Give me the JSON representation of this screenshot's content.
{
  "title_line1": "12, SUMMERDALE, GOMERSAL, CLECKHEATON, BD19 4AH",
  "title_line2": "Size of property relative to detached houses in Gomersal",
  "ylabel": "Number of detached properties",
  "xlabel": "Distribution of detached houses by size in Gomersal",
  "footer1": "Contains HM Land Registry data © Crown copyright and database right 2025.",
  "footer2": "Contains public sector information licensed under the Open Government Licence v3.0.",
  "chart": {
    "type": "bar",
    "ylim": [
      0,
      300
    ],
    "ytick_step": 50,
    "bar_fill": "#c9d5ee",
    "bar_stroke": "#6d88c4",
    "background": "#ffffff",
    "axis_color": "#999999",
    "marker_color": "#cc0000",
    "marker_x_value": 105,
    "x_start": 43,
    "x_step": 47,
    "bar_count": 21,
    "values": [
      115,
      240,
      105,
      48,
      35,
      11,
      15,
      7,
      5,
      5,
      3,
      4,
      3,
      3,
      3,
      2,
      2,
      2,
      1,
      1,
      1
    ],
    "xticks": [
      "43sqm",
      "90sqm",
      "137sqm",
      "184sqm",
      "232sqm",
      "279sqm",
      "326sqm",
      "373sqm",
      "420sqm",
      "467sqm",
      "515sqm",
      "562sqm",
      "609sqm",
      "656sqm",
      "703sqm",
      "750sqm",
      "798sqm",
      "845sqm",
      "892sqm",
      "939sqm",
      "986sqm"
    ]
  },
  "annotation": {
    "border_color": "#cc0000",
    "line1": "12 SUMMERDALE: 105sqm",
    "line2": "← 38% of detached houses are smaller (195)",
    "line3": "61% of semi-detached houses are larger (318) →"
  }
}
━━━━━━━━━━━━━━━━━━━━
• [DIRECTIONS] Copy out every entry again, exactly as it was given.

• [WRITTEN RESPONSE]
Give me the JSON representation of this screenshot's content.
{
  "title_line1": "12, SUMMERDALE, GOMERSAL, CLECKHEATON, BD19 4AH",
  "title_line2": "Size of property relative to detached houses in Gomersal",
  "ylabel": "Number of detached properties",
  "xlabel": "Distribution of detached houses by size in Gomersal",
  "footer1": "Contains HM Land Registry data © Crown copyright and database right 2025.",
  "footer2": "Contains public sector information licensed under the Open Government Licence v3.0.",
  "chart": {
    "type": "bar",
    "ylim": [
      0,
      300
    ],
    "ytick_step": 50,
    "bar_fill": "#c9d5ee",
    "bar_stroke": "#6d88c4",
    "background": "#ffffff",
    "axis_color": "#999999",
    "marker_color": "#cc0000",
    "marker_x_value": 105,
    "x_start": 43,
    "x_step": 47,
    "bar_count": 21,
    "values": [
      115,
      240,
      105,
      48,
      35,
      11,
      15,
      7,
      5,
      5,
      3,
      4,
      3,
      3,
      3,
      2,
      2,
      2,
      1,
      1,
      1
    ],
    "xticks": [
      "43sqm",
      "90sqm",
      "137sqm",
      "184sqm",
      "232sqm",
      "279sqm",
      "326sqm",
      "373sqm",
      "420sqm",
      "467sqm",
      "515sqm",
      "562sqm",
      "609sqm",
      "656sqm",
      "703sqm",
      "750sqm",
      "798sqm",
      "845sqm",
      "892sqm",
      "939sqm",
      "986sqm"
    ]
  },
  "annotation": {
    "border_color": "#cc0000",
    "line1": "12 SUMMERDALE: 105sqm",
    "line2": "← 38% of detached houses are smaller (195)",
    "line3": "61% of semi-detached houses are larger (318) →"
  }
}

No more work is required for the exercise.